Supplied material
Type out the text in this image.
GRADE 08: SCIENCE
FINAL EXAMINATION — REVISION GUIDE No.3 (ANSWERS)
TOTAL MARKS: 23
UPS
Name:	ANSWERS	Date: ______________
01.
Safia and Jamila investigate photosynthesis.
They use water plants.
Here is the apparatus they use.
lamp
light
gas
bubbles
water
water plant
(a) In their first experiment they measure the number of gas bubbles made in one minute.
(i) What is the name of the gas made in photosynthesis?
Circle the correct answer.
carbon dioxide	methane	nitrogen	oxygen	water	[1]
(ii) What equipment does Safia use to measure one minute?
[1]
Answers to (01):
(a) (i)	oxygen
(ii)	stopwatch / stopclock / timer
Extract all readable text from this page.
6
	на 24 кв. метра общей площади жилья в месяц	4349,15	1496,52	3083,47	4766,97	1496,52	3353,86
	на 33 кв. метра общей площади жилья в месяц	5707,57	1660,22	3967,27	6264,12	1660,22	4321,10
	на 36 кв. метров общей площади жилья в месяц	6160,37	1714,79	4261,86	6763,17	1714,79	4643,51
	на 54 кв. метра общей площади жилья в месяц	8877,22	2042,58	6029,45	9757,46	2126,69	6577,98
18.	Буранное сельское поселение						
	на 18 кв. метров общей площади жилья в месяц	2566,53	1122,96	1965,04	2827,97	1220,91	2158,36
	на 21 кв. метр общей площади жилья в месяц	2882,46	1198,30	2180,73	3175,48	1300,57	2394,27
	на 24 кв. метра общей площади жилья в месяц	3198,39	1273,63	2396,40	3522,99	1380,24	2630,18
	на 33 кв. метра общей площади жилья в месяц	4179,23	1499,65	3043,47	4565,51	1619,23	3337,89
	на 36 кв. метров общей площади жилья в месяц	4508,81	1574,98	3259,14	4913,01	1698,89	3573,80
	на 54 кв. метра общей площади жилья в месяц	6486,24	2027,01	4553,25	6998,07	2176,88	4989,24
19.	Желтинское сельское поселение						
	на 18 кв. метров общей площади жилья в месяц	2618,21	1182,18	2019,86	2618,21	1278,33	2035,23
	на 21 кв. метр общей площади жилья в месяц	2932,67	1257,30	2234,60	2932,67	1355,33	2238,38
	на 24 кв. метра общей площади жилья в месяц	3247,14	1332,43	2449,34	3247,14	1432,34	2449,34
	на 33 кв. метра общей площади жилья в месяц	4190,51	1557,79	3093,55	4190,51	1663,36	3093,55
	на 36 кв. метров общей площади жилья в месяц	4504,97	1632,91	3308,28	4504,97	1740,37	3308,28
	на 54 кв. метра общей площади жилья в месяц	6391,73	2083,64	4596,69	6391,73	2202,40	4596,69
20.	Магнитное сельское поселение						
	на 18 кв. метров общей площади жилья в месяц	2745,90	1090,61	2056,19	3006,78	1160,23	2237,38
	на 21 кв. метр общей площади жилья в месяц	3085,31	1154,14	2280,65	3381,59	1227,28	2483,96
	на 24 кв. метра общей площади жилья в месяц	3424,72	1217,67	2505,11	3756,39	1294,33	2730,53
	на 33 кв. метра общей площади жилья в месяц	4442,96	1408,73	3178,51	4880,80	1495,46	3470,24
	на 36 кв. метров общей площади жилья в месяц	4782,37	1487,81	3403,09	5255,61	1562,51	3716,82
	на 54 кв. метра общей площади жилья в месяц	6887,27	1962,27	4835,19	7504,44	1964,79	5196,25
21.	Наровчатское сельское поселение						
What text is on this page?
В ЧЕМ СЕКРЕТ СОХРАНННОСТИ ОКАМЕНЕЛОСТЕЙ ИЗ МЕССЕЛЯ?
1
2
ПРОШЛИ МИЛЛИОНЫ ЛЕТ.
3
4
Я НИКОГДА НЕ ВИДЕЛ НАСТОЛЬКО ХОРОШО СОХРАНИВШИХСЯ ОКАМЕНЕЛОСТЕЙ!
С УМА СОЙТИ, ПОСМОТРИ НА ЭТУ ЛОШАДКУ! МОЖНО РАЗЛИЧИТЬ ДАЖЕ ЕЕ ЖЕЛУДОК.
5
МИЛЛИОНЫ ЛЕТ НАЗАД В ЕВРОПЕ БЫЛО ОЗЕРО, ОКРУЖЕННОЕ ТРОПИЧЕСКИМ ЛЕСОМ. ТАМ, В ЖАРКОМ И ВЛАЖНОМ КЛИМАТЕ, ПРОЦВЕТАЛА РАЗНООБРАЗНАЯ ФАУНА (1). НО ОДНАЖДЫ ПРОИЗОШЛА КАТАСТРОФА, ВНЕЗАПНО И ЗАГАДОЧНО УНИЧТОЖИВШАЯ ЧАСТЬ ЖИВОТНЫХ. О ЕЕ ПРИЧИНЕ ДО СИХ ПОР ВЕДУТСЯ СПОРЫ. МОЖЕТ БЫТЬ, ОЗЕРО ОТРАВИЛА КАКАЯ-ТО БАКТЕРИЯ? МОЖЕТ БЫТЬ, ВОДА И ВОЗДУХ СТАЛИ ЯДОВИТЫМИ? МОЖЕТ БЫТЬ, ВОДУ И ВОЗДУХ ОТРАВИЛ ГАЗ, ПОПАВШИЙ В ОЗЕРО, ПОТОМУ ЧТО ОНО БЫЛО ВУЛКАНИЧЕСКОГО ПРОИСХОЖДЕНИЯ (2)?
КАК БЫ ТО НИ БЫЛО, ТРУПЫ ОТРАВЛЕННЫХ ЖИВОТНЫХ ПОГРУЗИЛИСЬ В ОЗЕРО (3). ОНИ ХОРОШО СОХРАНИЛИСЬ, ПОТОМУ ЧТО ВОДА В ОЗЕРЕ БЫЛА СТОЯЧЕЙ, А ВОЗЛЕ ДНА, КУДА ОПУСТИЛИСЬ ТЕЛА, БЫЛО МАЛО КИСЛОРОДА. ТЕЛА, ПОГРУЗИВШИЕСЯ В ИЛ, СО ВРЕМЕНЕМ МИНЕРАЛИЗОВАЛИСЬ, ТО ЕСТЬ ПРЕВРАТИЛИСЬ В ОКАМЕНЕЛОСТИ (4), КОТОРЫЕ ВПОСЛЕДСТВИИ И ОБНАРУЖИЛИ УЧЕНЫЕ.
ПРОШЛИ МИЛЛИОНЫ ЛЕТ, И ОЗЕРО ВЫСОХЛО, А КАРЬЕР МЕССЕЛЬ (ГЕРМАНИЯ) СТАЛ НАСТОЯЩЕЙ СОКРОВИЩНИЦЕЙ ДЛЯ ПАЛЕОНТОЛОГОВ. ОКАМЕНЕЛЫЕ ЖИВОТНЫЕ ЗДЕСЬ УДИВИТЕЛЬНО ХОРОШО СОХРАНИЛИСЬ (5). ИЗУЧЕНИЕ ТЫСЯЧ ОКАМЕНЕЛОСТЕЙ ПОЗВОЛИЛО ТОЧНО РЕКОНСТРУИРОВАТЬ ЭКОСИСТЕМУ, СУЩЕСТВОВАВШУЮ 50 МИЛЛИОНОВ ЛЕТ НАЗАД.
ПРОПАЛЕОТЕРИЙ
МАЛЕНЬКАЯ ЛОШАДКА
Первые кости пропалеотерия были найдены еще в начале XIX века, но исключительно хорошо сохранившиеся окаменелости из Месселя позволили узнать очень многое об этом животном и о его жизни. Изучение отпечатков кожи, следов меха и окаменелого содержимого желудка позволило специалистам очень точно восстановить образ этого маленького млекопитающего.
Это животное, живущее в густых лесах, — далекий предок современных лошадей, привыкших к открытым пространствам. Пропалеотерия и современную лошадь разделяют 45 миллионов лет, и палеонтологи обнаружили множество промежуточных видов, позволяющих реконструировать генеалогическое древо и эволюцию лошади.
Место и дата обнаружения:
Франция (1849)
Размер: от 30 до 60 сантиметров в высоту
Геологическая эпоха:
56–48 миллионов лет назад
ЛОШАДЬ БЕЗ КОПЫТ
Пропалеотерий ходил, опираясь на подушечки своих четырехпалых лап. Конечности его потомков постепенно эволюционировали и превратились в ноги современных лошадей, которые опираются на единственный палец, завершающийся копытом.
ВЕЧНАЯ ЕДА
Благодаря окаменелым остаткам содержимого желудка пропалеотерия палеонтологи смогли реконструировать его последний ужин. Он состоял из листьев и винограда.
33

Written exercise
Identify lines with the string "What". Copy each one.

Task response
(i) What is the name of the gas made in photosynthesis?
(ii) What equipment does Safia use to measure one minute?
What text is on this page?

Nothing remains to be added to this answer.